▸ Do this
Report every line in the listing that contains the string "предоставлении".

▸ Data provided
>> Start
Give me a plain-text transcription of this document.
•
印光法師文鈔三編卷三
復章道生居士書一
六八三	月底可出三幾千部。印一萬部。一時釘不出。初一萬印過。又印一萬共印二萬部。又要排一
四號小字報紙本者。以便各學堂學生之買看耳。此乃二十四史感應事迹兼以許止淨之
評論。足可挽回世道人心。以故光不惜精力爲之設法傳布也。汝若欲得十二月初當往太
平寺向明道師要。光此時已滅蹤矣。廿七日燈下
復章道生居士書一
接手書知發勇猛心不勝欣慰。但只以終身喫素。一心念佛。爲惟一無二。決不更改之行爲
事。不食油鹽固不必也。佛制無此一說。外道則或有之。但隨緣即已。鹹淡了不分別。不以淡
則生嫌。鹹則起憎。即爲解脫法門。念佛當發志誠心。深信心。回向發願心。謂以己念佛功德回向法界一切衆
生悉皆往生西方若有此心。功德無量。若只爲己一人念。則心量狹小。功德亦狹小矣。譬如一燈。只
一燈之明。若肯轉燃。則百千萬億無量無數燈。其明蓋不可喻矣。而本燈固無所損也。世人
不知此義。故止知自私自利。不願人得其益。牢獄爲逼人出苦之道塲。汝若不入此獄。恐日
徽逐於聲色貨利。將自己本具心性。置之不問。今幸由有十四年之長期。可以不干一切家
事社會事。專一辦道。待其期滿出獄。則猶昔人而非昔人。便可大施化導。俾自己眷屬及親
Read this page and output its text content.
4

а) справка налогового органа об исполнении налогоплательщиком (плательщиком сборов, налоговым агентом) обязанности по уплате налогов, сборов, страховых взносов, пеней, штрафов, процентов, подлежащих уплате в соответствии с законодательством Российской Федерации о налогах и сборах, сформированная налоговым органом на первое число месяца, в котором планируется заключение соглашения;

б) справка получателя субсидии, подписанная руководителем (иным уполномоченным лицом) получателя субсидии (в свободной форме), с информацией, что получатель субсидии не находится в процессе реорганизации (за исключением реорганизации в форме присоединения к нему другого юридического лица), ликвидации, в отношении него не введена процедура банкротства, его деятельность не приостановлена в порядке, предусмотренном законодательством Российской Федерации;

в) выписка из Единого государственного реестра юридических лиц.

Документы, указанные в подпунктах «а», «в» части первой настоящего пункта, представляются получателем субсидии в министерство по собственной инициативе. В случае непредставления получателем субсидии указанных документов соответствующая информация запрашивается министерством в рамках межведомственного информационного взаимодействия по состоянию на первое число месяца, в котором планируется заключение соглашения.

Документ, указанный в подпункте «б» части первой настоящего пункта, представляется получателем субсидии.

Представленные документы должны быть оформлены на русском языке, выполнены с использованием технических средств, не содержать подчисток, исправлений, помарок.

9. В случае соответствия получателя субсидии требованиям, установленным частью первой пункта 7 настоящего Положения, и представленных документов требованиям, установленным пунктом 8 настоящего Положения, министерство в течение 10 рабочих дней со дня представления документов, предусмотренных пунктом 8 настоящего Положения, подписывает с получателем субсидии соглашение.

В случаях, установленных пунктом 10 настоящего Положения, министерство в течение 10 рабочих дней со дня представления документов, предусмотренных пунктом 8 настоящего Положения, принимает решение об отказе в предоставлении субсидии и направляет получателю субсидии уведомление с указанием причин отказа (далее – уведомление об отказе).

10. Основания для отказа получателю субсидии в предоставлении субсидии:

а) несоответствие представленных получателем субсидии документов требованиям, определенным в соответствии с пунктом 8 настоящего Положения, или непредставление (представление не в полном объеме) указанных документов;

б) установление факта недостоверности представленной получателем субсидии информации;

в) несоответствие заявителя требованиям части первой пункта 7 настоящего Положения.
>> End
▸ Answer for the task
В случаях, установленных пунктом 10 настоящего Положения, министерство в течение 10 рабочих дней со дня представления документов, предусмотренных пунктом 8 настоящего Положения, принимает решение об отказе в предоставлении субсидии и направляет получателю субсидии уведомление с указанием причин отказа (далее – уведомление об отказе).
10. Основания для отказа получателю субсидии в предоставлении субсидии:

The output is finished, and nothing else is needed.